-- Written problem --
Tally every line of the material that includes "text", then give the tally and nothing else.

-- Data for the task --
◇ ◇ ◇

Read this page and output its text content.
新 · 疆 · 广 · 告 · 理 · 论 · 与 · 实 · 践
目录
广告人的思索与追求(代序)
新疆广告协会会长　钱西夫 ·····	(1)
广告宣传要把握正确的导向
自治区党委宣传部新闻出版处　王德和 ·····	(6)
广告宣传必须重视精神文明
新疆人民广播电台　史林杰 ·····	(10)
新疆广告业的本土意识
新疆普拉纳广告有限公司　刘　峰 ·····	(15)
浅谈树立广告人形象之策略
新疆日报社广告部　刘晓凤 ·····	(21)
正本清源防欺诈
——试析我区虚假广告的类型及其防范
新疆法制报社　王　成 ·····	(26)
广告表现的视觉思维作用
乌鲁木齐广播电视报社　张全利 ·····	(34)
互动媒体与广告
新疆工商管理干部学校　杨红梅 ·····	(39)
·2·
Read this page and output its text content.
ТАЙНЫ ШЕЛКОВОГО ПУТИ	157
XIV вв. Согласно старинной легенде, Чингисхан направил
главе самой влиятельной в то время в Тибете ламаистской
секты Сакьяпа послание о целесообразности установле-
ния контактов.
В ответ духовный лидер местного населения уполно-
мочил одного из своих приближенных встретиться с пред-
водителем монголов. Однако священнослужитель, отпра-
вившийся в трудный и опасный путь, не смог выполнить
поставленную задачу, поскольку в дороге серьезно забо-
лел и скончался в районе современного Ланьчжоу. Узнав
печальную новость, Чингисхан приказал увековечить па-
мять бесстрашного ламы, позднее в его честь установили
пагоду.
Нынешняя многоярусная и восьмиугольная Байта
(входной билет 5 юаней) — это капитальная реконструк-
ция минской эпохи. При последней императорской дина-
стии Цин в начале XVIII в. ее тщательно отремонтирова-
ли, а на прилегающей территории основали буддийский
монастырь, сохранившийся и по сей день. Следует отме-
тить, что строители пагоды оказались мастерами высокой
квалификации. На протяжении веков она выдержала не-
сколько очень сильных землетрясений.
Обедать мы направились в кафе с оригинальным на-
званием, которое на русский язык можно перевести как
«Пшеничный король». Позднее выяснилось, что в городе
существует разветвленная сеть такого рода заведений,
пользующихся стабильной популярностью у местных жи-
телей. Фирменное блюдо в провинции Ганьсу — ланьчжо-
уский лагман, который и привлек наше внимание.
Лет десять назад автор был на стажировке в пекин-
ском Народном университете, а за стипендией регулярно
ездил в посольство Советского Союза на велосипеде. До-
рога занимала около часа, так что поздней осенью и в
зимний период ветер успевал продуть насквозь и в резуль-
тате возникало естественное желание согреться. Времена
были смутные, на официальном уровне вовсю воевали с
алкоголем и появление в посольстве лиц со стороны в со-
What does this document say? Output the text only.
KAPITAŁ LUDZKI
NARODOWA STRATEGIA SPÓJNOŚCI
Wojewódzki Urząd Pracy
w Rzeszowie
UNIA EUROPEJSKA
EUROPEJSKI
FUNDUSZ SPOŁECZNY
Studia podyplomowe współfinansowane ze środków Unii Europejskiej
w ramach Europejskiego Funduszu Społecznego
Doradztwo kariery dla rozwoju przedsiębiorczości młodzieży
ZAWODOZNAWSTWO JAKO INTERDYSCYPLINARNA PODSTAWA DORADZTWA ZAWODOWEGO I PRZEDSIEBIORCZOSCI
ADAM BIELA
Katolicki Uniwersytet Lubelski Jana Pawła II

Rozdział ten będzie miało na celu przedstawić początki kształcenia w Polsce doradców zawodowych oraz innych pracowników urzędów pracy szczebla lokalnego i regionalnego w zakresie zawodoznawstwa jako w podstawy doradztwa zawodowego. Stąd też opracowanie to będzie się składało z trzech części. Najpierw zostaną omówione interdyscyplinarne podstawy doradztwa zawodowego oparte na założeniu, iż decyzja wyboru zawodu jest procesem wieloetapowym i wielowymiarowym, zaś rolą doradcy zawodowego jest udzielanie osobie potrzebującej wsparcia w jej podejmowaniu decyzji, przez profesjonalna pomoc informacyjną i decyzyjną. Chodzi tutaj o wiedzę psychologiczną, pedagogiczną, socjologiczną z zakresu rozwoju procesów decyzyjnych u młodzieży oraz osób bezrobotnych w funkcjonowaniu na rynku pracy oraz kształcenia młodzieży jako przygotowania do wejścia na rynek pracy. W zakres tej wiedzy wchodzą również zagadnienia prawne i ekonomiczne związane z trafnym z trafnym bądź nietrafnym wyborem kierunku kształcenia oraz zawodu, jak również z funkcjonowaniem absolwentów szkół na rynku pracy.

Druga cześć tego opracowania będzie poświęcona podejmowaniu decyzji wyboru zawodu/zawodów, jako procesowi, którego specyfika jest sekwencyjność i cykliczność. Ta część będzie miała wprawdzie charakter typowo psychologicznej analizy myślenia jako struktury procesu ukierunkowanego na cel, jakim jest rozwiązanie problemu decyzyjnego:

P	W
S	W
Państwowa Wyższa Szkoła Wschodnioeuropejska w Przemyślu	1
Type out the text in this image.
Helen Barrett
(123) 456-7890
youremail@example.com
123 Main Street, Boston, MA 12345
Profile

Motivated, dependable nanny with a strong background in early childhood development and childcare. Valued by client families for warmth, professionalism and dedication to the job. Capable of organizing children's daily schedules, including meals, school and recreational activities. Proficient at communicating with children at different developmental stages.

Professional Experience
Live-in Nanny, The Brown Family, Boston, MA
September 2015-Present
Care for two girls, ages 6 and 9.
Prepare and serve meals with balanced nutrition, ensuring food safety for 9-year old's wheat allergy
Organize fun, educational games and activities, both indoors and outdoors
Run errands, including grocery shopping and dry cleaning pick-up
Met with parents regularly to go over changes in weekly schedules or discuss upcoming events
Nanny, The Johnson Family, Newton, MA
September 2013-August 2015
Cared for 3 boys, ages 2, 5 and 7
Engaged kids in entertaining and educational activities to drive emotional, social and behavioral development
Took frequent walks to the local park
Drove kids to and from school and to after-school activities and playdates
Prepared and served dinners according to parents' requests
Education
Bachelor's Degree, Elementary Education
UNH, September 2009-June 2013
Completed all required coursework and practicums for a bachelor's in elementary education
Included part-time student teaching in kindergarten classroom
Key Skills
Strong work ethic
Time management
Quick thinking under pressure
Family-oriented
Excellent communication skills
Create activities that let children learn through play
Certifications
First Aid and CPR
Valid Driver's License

◇ ◇ ◇

-- Output for this task --
4